== Set exercise ==
Exclude the pictures and retype the entries as written.
+++ Extracted entries +++
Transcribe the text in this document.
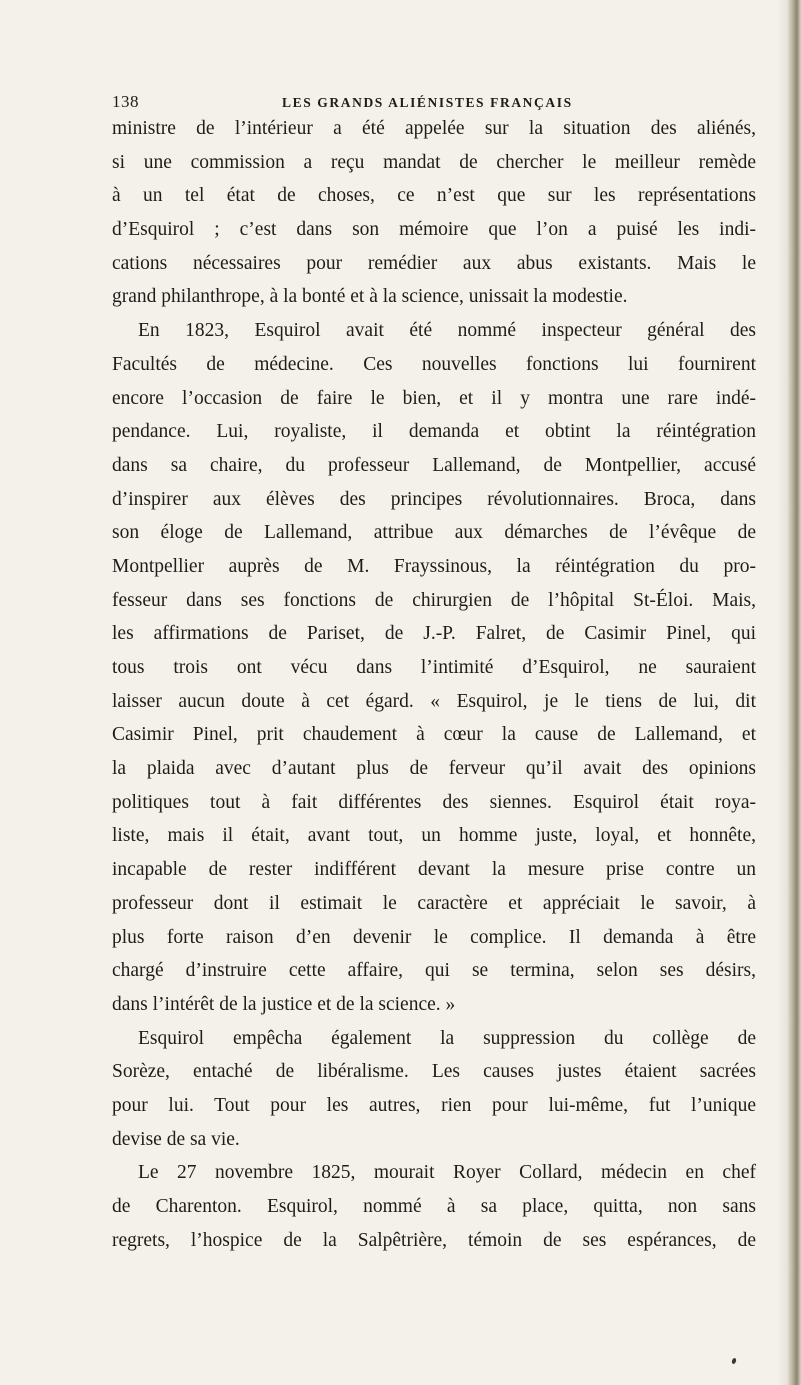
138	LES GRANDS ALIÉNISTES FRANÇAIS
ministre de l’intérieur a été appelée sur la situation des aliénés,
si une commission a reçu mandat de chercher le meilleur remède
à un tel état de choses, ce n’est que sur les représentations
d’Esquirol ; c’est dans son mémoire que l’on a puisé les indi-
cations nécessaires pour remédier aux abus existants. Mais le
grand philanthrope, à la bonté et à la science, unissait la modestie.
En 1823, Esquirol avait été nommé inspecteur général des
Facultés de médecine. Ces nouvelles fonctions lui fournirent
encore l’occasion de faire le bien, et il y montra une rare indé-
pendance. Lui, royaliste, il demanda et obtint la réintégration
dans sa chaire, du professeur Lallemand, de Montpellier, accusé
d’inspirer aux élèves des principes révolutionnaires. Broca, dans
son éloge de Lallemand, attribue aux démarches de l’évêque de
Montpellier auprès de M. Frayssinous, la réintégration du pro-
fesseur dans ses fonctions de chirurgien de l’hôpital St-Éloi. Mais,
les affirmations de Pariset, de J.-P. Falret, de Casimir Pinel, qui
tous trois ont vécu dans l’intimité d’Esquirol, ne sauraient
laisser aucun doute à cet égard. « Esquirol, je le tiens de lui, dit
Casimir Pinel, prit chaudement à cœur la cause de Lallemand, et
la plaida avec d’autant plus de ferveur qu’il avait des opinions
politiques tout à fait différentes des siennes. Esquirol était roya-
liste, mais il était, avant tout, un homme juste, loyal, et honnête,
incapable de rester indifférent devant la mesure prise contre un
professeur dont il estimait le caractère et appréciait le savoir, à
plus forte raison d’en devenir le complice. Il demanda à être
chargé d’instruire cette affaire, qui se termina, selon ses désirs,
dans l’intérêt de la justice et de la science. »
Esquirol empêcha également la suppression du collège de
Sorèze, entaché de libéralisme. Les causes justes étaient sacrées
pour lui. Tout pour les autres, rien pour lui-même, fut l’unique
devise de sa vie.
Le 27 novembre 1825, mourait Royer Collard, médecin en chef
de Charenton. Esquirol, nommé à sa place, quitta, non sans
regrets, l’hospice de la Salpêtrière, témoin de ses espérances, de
+++
== Answer for the task ==
Transcribe the text in this document.
138	LES GRANDS ALIÉNISTES FRANÇAIS
ministre de l’intérieur a été appelée sur la situation des aliénés,
si une commission a reçu mandat de chercher le meilleur remède
à un tel état de choses, ce n’est que sur les représentations
d’Esquirol ; c’est dans son mémoire que l’on a puisé les indi-
cations nécessaires pour remédier aux abus existants. Mais le
grand philanthrope, à la bonté et à la science, unissait la modestie.
En 1823, Esquirol avait été nommé inspecteur général des
Facultés de médecine. Ces nouvelles fonctions lui fournirent
encore l’occasion de faire le bien, et il y montra une rare indé-
pendance. Lui, royaliste, il demanda et obtint la réintégration
dans sa chaire, du professeur Lallemand, de Montpellier, accusé
d’inspirer aux élèves des principes révolutionnaires. Broca, dans
son éloge de Lallemand, attribue aux démarches de l’évêque de
Montpellier auprès de M. Frayssinous, la réintégration du pro-
fesseur dans ses fonctions de chirurgien de l’hôpital St-Éloi. Mais,
les affirmations de Pariset, de J.-P. Falret, de Casimir Pinel, qui
tous trois ont vécu dans l’intimité d’Esquirol, ne sauraient
laisser aucun doute à cet égard. « Esquirol, je le tiens de lui, dit
Casimir Pinel, prit chaudement à cœur la cause de Lallemand, et
la plaida avec d’autant plus de ferveur qu’il avait des opinions
politiques tout à fait différentes des siennes. Esquirol était roya-
liste, mais il était, avant tout, un homme juste, loyal, et honnête,
incapable de rester indifférent devant la mesure prise contre un
professeur dont il estimait le caractère et appréciait le savoir, à
plus forte raison d’en devenir le complice. Il demanda à être
chargé d’instruire cette affaire, qui se termina, selon ses désirs,
dans l’intérêt de la justice et de la science. »
Esquirol empêcha également la suppression du collège de
Sorèze, entaché de libéralisme. Les causes justes étaient sacrées
pour lui. Tout pour les autres, rien pour lui-même, fut l’unique
devise de sa vie.
Le 27 novembre 1825, mourait Royer Collard, médecin en chef
de Charenton. Esquirol, nommé à sa place, quitta, non sans
regrets, l’hospice de la Salpêtrière, témoin de ses espérances, de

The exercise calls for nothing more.